Raw records

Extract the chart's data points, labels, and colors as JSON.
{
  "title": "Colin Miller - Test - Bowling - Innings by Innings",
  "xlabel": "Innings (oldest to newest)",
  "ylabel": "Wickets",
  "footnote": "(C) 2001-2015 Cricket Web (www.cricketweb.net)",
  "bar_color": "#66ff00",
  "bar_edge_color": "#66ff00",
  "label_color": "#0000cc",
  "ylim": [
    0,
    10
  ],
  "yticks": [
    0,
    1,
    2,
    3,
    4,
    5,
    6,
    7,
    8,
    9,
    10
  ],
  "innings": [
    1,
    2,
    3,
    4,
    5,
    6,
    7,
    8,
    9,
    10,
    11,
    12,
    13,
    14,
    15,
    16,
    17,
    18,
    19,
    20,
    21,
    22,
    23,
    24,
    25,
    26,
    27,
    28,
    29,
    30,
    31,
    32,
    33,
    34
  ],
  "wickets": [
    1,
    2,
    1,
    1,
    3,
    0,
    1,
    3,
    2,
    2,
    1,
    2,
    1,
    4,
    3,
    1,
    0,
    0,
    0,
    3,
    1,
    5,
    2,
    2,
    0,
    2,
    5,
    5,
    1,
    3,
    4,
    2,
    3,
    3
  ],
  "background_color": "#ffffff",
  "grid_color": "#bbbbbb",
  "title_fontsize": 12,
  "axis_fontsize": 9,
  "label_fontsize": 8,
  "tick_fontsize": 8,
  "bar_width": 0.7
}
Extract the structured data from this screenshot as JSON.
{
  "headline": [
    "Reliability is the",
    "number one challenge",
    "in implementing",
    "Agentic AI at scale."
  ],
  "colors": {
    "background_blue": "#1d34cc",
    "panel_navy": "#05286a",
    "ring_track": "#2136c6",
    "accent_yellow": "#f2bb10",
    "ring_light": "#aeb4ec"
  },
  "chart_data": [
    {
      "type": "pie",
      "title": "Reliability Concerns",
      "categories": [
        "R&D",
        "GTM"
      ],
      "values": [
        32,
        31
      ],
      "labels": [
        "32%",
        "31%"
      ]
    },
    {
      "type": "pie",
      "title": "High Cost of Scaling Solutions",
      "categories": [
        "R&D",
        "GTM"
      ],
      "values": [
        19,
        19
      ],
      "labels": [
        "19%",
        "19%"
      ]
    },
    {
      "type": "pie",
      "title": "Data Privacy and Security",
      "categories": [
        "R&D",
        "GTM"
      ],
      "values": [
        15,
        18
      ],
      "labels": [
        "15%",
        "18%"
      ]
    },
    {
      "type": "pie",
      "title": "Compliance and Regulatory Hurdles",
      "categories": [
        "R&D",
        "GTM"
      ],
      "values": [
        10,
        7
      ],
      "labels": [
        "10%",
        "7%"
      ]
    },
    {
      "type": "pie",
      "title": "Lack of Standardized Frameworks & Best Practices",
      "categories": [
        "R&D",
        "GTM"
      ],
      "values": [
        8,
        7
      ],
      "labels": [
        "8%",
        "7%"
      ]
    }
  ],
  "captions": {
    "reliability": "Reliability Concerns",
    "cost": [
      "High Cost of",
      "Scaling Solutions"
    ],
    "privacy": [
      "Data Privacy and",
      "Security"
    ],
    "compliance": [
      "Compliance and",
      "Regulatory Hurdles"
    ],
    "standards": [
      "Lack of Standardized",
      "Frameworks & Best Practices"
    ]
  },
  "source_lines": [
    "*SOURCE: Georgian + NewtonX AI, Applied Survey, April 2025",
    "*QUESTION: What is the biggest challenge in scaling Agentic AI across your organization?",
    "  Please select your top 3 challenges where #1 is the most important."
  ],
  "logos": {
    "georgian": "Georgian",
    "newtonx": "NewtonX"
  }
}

### SET EXERCISE
Return all of the entries exactly as written.

### SOLUTION
Extract the chart's data points, labels, and colors as JSON.
{
  "title": "Colin Miller - Test - Bowling - Innings by Innings",
  "xlabel": "Innings (oldest to newest)",
  "ylabel": "Wickets",
  "footnote": "(C) 2001-2015 Cricket Web (www.cricketweb.net)",
  "bar_color": "#66ff00",
  "bar_edge_color": "#66ff00",
  "label_color": "#0000cc",
  "ylim": [
    0,
    10
  ],
  "yticks": [
    0,
    1,
    2,
    3,
    4,
    5,
    6,
    7,
    8,
    9,
    10
  ],
  "innings": [
    1,
    2,
    3,
    4,
    5,
    6,
    7,
    8,
    9,
    10,
    11,
    12,
    13,
    14,
    15,
    16,
    17,
    18,
    19,
    20,
    21,
    22,
    23,
    24,
    25,
    26,
    27,
    28,
    29,
    30,
    31,
    32,
    33,
    34
  ],
  "wickets": [
    1,
    2,
    1,
    1,
    3,
    0,
    1,
    3,
    2,
    2,
    1,
    2,
    1,
    4,
    3,
    1,
    0,
    0,
    0,
    3,
    1,
    5,
    2,
    2,
    0,
    2,
    5,
    5,
    1,
    3,
    4,
    2,
    3,
    3
  ],
  "background_color": "#ffffff",
  "grid_color": "#bbbbbb",
  "title_fontsize": 12,
  "axis_fontsize": 9,
  "label_fontsize": 8,
  "tick_fontsize": 8,
  "bar_width": 0.7
}
Extract the structured data from this screenshot as JSON.
{
  "headline": [
    "Reliability is the",
    "number one challenge",
    "in implementing",
    "Agentic AI at scale."
  ],
  "colors": {
    "background_blue": "#1d34cc",
    "panel_navy": "#05286a",
    "ring_track": "#2136c6",
    "accent_yellow": "#f2bb10",
    "ring_light": "#aeb4ec"
  },
  "chart_data": [
    {
      "type": "pie",
      "title": "Reliability Concerns",
      "categories": [
        "R&D",
        "GTM"
      ],
      "values": [
        32,
        31
      ],
      "labels": [
        "32%",
        "31%"
      ]
    },
    {
      "type": "pie",
      "title": "High Cost of Scaling Solutions",
      "categories": [
        "R&D",
        "GTM"
      ],
      "values": [
        19,
        19
      ],
      "labels": [
        "19%",
        "19%"
      ]
    },
    {
      "type": "pie",
      "title": "Data Privacy and Security",
      "categories": [
        "R&D",
        "GTM"
      ],
      "values": [
        15,
        18
      ],
      "labels": [
        "15%",
        "18%"
      ]
    },
    {
      "type": "pie",
      "title": "Compliance and Regulatory Hurdles",
      "categories": [
        "R&D",
        "GTM"
      ],
      "values": [
        10,
        7
      ],
      "labels": [
        "10%",
        "7%"
      ]
    },
    {
      "type": "pie",
      "title": "Lack of Standardized Frameworks & Best Practices",
      "categories": [
        "R&D",
        "GTM"
      ],
      "values": [
        8,
        7
      ],
      "labels": [
        "8%",
        "7%"
      ]
    }
  ],
  "captions": {
    "reliability": "Reliability Concerns",
    "cost": [
      "High Cost of",
      "Scaling Solutions"
    ],
    "privacy": [
      "Data Privacy and",
      "Security"
    ],
    "compliance": [
      "Compliance and",
      "Regulatory Hurdles"
    ],
    "standards": [
      "Lack of Standardized",
      "Frameworks & Best Practices"
    ]
  },
  "source_lines": [
    "*SOURCE: Georgian + NewtonX AI, Applied Survey, April 2025",
    "*QUESTION: What is the biggest challenge in scaling Agentic AI across your organization?",
    "  Please select your top 3 challenges where #1 is the most important."
  ],
  "logos": {
    "georgian": "Georgian",
    "newtonx": "NewtonX"
  }
}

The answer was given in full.